ROWS

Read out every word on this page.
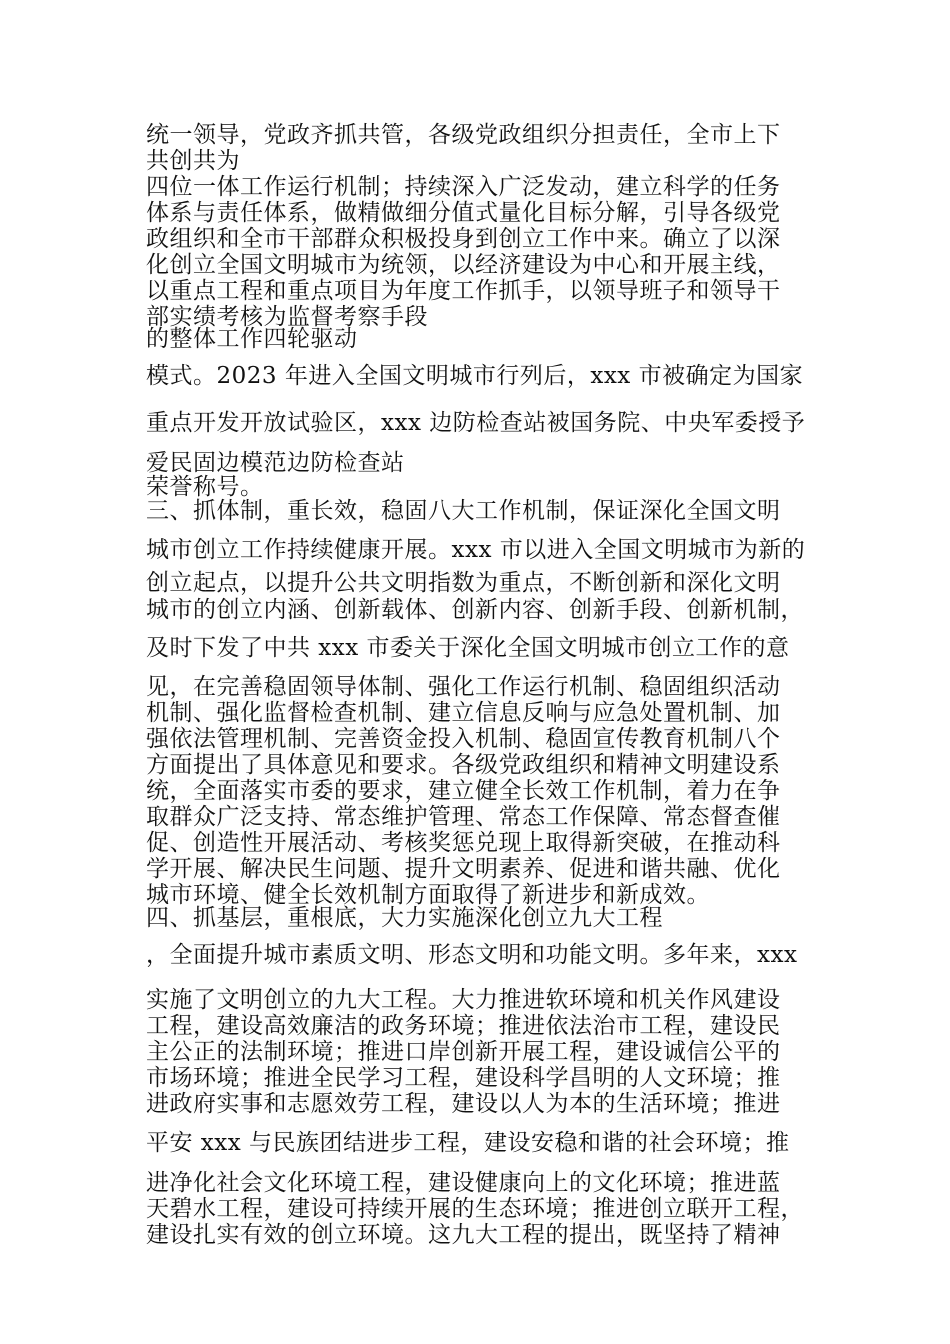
统一领导，党政齐抓共管，各级党政组织分担责任，全市上下

共创共为

四位一体工作运行机制；持续深入广泛发动，建立科学的任务

体系与责任体系，做精做细分值式量化目标分解，引导各级党

政组织和全市干部群众积极投身到创立工作中来。确立了以深

化创立全国文明城市为统领，以经济建设为中心和开展主线，

以重点工程和重点项目为年度工作抓手，以领导班子和领导干

部实绩考核为监督考察手段

的整体工作四轮驱动

模式。2023 年进入全国文明城市行列后，xxx 市被确定为国家

重点开发开放试验区，xxx 边防检查站被国务院、中央军委授予

爱民固边模范边防检查站

荣誉称号。

三、抓体制，重长效，稳固八大工作机制，保证深化全国文明

城市创立工作持续健康开展。xxx 市以进入全国文明城市为新的

创立起点，以提升公共文明指数为重点，不断创新和深化文明

城市的创立内涵、创新载体、创新内容、创新手段、创新机制，

及时下发了中共 xxx 市委关于深化全国文明城市创立工作的意

见，在完善稳固领导体制、强化工作运行机制、稳固组织活动

机制、强化监督检查机制、建立信息反响与应急处置机制、加

强依法管理机制、完善资金投入机制、稳固宣传教育机制八个

方面提出了具体意见和要求。各级党政组织和精神文明建设系

统，全面落实市委的要求，建立健全长效工作机制，着力在争

取群众广泛支持、常态维护管理、常态工作保障、常态督查催

促、创造性开展活动、考核奖惩兑现上取得新突破，在推动科

学开展、解决民生问题、提升文明素养、促进和谐共融、优化

城市环境、健全长效机制方面取得了新进步和新成效。

四、抓基层，重根底，大力实施深化创立九大工程

，全面提升城市素质文明、形态文明和功能文明。多年来，xxx

实施了文明创立的九大工程。大力推进软环境和机关作风建设

工程，建设高效廉洁的政务环境；推进依法治市工程，建设民

主公正的法制环境；推进口岸创新开展工程，建设诚信公平的

市场环境；推进全民学习工程，建设科学昌明的人文环境；推

进政府实事和志愿效劳工程，建设以人为本的生活环境；推进

平安 xxx 与民族团结进步工程，建设安稳和谐的社会环境；推

进净化社会文化环境工程，建设健康向上的文化环境；推进蓝

天碧水工程，建设可持续开展的生态环境；推进创立联开工程，

建设扎实有效的创立环境。这九大工程的提出，既坚持了精神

TASK REQUIREMENTS
Leave out the pictures and copy every record above exactly.

RESPONSE TO THE TASK
Read out every word on this page.
统一领导，党政齐抓共管，各级党政组织分担责任，全市上下

共创共为

四位一体工作运行机制；持续深入广泛发动，建立科学的任务

体系与责任体系，做精做细分值式量化目标分解，引导各级党

政组织和全市干部群众积极投身到创立工作中来。确立了以深

化创立全国文明城市为统领，以经济建设为中心和开展主线，

以重点工程和重点项目为年度工作抓手，以领导班子和领导干

部实绩考核为监督考察手段

的整体工作四轮驱动

模式。2023 年进入全国文明城市行列后，xxx 市被确定为国家

重点开发开放试验区，xxx 边防检查站被国务院、中央军委授予

爱民固边模范边防检查站

荣誉称号。

三、抓体制，重长效，稳固八大工作机制，保证深化全国文明

城市创立工作持续健康开展。xxx 市以进入全国文明城市为新的

创立起点，以提升公共文明指数为重点，不断创新和深化文明

城市的创立内涵、创新载体、创新内容、创新手段、创新机制，

及时下发了中共 xxx 市委关于深化全国文明城市创立工作的意

见，在完善稳固领导体制、强化工作运行机制、稳固组织活动

机制、强化监督检查机制、建立信息反响与应急处置机制、加

强依法管理机制、完善资金投入机制、稳固宣传教育机制八个

方面提出了具体意见和要求。各级党政组织和精神文明建设系

统，全面落实市委的要求，建立健全长效工作机制，着力在争

取群众广泛支持、常态维护管理、常态工作保障、常态督查催

促、创造性开展活动、考核奖惩兑现上取得新突破，在推动科

学开展、解决民生问题、提升文明素养、促进和谐共融、优化

城市环境、健全长效机制方面取得了新进步和新成效。

四、抓基层，重根底，大力实施深化创立九大工程

，全面提升城市素质文明、形态文明和功能文明。多年来，xxx

实施了文明创立的九大工程。大力推进软环境和机关作风建设

工程，建设高效廉洁的政务环境；推进依法治市工程，建设民

主公正的法制环境；推进口岸创新开展工程，建设诚信公平的

市场环境；推进全民学习工程，建设科学昌明的人文环境；推

进政府实事和志愿效劳工程，建设以人为本的生活环境；推进

平安 xxx 与民族团结进步工程，建设安稳和谐的社会环境；推

进净化社会文化环境工程，建设健康向上的文化环境；推进蓝

天碧水工程，建设可持续开展的生态环境；推进创立联开工程，

建设扎实有效的创立环境。这九大工程的提出，既坚持了精神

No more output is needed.